--- Begin ---

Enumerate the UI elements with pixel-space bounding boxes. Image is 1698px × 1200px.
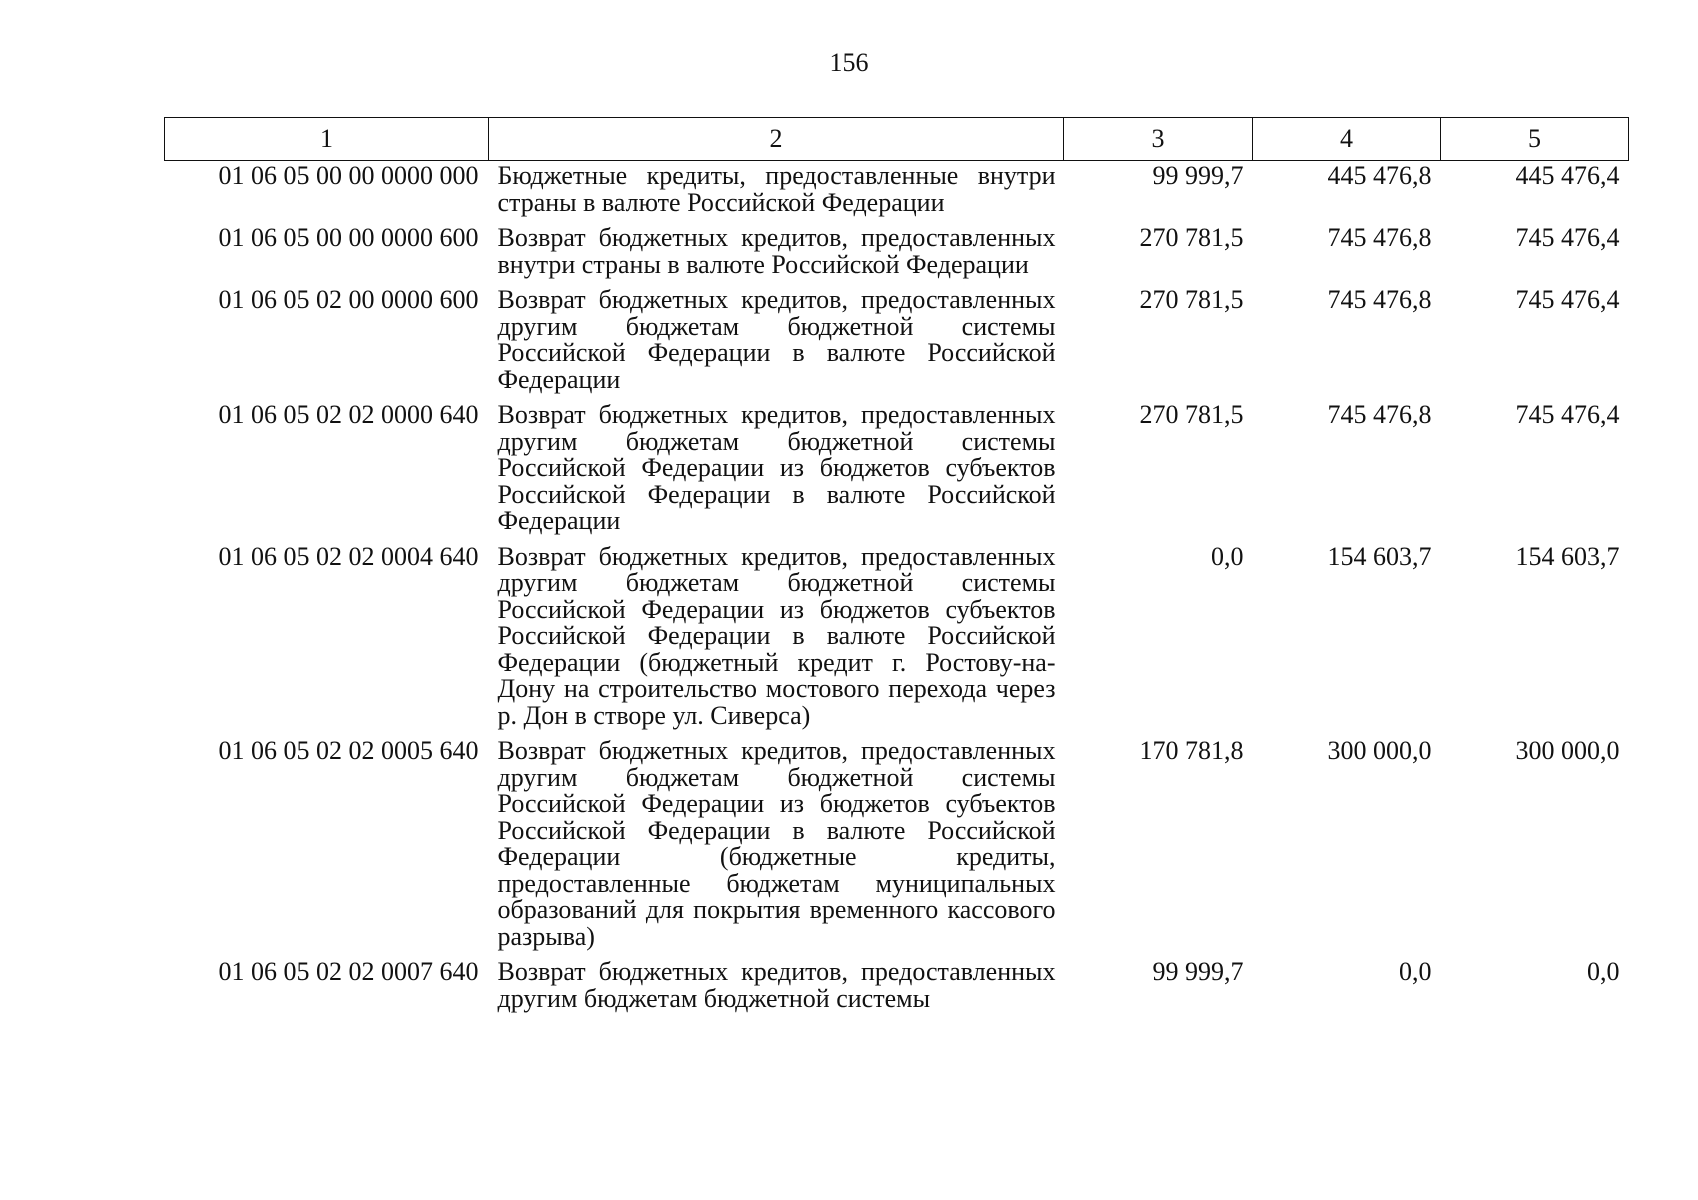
value-col-3: 99 999,7 (1152, 161, 1244, 190)
budget-code: 01 06 05 02 00 0000 600 (218, 285, 479, 314)
value-col-4: 300 000,0 (1327, 736, 1432, 765)
column-header-4: 4 (1253, 118, 1441, 161)
table-row (165, 287, 1629, 402)
row-description: Возврат бюджетных кредитов, предоставленных другим бюджетам бюджетной системы Российской Федерации из бюджетов субъектов Российской Федерации в валюте Российской Федерации (бюджетный кредит г. Ростову-на-Дону на строительство мостового перехода через р. Дон в створе ул. Сиверса) (497, 541, 1056, 730)
page-number: 156 (829, 48, 869, 77)
row-description: Возврат бюджетных кредитов, предоставленных другим бюджетам бюджетной системы Российской Федерации из бюджетов субъектов Российской Федерации в валюте Российской Федерации (497, 400, 1056, 535)
table-row (165, 402, 1629, 544)
row-description: Бюджетные кредиты, предоставленные внутри страны в валюте Российской Федерации (497, 161, 1056, 217)
value-col-5: 745 476,4 (1515, 400, 1620, 429)
column-header-2: 2 (489, 118, 1064, 161)
value-col-5: 300 000,0 (1515, 736, 1620, 765)
header-row (165, 118, 1629, 161)
value-col-4: 0,0 (1399, 957, 1432, 986)
budget-code: 01 06 05 02 02 0005 640 (218, 736, 479, 765)
table-row (165, 161, 1629, 226)
table-row (165, 959, 1629, 1021)
table-row (165, 738, 1629, 959)
value-col-3: 270 781,5 (1139, 400, 1244, 429)
value-col-3: 270 781,5 (1139, 223, 1244, 252)
row-description: Возврат бюджетных кредитов, предоставленных другим бюджетам бюджетной системы Российской Федерации в валюте Российской Федерации (497, 285, 1056, 394)
value-col-3: 99 999,7 (1152, 957, 1244, 986)
budget-code: 01 06 05 00 00 0000 000 (218, 161, 479, 190)
budget-sources-table (164, 117, 1629, 1021)
row-description: Возврат бюджетных кредитов, предоставленных другим бюджетам бюджетной системы (497, 957, 1056, 1013)
value-col-3: 270 781,5 (1139, 285, 1244, 314)
row-description: Возврат бюджетных кредитов, предоставленных внутри страны в валюте Российской Федерации (497, 223, 1056, 279)
table-body (165, 161, 1629, 1022)
value-col-4: 445 476,8 (1327, 161, 1432, 190)
value-col-4: 154 603,7 (1327, 541, 1432, 571)
table-row (165, 225, 1629, 287)
column-header-5: 5 (1441, 118, 1629, 161)
value-col-5: 154 603,7 (1515, 541, 1620, 571)
value-col-3: 170 781,8 (1139, 736, 1244, 765)
value-col-4: 745 476,8 (1327, 400, 1432, 429)
value-col-5: 0,0 (1587, 957, 1620, 986)
table-row (165, 544, 1629, 739)
value-col-4: 745 476,8 (1327, 223, 1432, 252)
budget-code: 01 06 05 02 02 0007 640 (218, 957, 479, 986)
column-header-3: 3 (1064, 118, 1253, 161)
budget-code: 01 06 05 02 02 0000 640 (218, 400, 479, 429)
value-col-3: 0,0 (1211, 541, 1244, 571)
budget-code: 01 06 05 02 02 0004 640 (218, 541, 479, 571)
column-header-1: 1 (165, 118, 489, 161)
value-col-5: 745 476,4 (1515, 285, 1620, 314)
value-col-4: 745 476,8 (1327, 285, 1432, 314)
table-header (165, 118, 1629, 161)
value-col-5: 445 476,4 (1515, 161, 1620, 190)
value-col-5: 745 476,4 (1515, 223, 1620, 252)
budget-code: 01 06 05 00 00 0000 600 (218, 223, 479, 252)
row-description: Возврат бюджетных кредитов, предоставленных другим бюджетам бюджетной системы Российской Федерации из бюджетов субъектов Российской Федерации в валюте Российской Федерации (бюджетные кредиты, предоставленные бюджетам муниципальных образований для покрытия временного кассового разрыва) (497, 736, 1056, 951)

--- End ---

▶ _What you should do_
Change every "table-row" in the rows above to "table-line" and write the rows out again with nothing else altered. Leave out the pictures.

▶ _Output for this task_
Enumerate the UI elements with pixel-space bounding boxes. Image is 1698px × 1200px.
value-col-3: 99 999,7 (1152, 161, 1244, 190)
budget-code: 01 06 05 02 00 0000 600 (218, 285, 479, 314)
value-col-4: 300 000,0 (1327, 736, 1432, 765)
column-header-4: 4 (1253, 118, 1441, 161)
table-line (165, 287, 1629, 402)
row-description: Возврат бюджетных кредитов, предоставленных другим бюджетам бюджетной системы Российской Федерации из бюджетов субъектов Российской Федерации в валюте Российской Федерации (бюджетный кредит г. Ростову-на-Дону на строительство мостового перехода через р. Дон в створе ул. Сиверса) (497, 541, 1056, 730)
page-number: 156 (829, 48, 869, 77)
row-description: Возврат бюджетных кредитов, предоставленных другим бюджетам бюджетной системы Российской Федерации из бюджетов субъектов Российской Федерации в валюте Российской Федерации (497, 400, 1056, 535)
table-line (165, 402, 1629, 544)
row-description: Бюджетные кредиты, предоставленные внутри страны в валюте Российской Федерации (497, 161, 1056, 217)
value-col-5: 745 476,4 (1515, 400, 1620, 429)
column-header-2: 2 (489, 118, 1064, 161)
value-col-5: 300 000,0 (1515, 736, 1620, 765)
header-row (165, 118, 1629, 161)
value-col-4: 0,0 (1399, 957, 1432, 986)
budget-code: 01 06 05 02 02 0005 640 (218, 736, 479, 765)
table-line (165, 161, 1629, 226)
table-line (165, 959, 1629, 1021)
table-line (165, 738, 1629, 959)
value-col-3: 270 781,5 (1139, 400, 1244, 429)
value-col-3: 270 781,5 (1139, 223, 1244, 252)
row-description: Возврат бюджетных кредитов, предоставленных другим бюджетам бюджетной системы Российской Федерации в валюте Российской Федерации (497, 285, 1056, 394)
value-col-3: 99 999,7 (1152, 957, 1244, 986)
budget-code: 01 06 05 00 00 0000 000 (218, 161, 479, 190)
budget-sources-table (164, 117, 1629, 1021)
row-description: Возврат бюджетных кредитов, предоставленных другим бюджетам бюджетной системы (497, 957, 1056, 1013)
value-col-3: 270 781,5 (1139, 285, 1244, 314)
row-description: Возврат бюджетных кредитов, предоставленных внутри страны в валюте Российской Федерации (497, 223, 1056, 279)
table-body (165, 161, 1629, 1022)
value-col-4: 445 476,8 (1327, 161, 1432, 190)
value-col-4: 154 603,7 (1327, 541, 1432, 571)
table-line (165, 225, 1629, 287)
column-header-5: 5 (1441, 118, 1629, 161)
value-col-5: 154 603,7 (1515, 541, 1620, 571)
value-col-3: 170 781,8 (1139, 736, 1244, 765)
value-col-4: 745 476,8 (1327, 400, 1432, 429)
value-col-5: 0,0 (1587, 957, 1620, 986)
table-line (165, 544, 1629, 739)
value-col-4: 745 476,8 (1327, 223, 1432, 252)
budget-code: 01 06 05 02 02 0007 640 (218, 957, 479, 986)
column-header-3: 3 (1064, 118, 1253, 161)
budget-code: 01 06 05 02 02 0000 640 (218, 400, 479, 429)
value-col-3: 0,0 (1211, 541, 1244, 571)
budget-code: 01 06 05 02 02 0004 640 (218, 541, 479, 571)
column-header-1: 1 (165, 118, 489, 161)
value-col-5: 745 476,4 (1515, 285, 1620, 314)
value-col-4: 745 476,8 (1327, 285, 1432, 314)
table-header (165, 118, 1629, 161)
value-col-5: 445 476,4 (1515, 161, 1620, 190)
value-col-5: 745 476,4 (1515, 223, 1620, 252)
budget-code: 01 06 05 00 00 0000 600 (218, 223, 479, 252)
row-description: Возврат бюджетных кредитов, предоставленных другим бюджетам бюджетной системы Российской Федерации из бюджетов субъектов Российской Федерации в валюте Российской Федерации (бюджетные кредиты, предоставленные бюджетам муниципальных образований для покрытия временного кассового разрыва) (497, 736, 1056, 951)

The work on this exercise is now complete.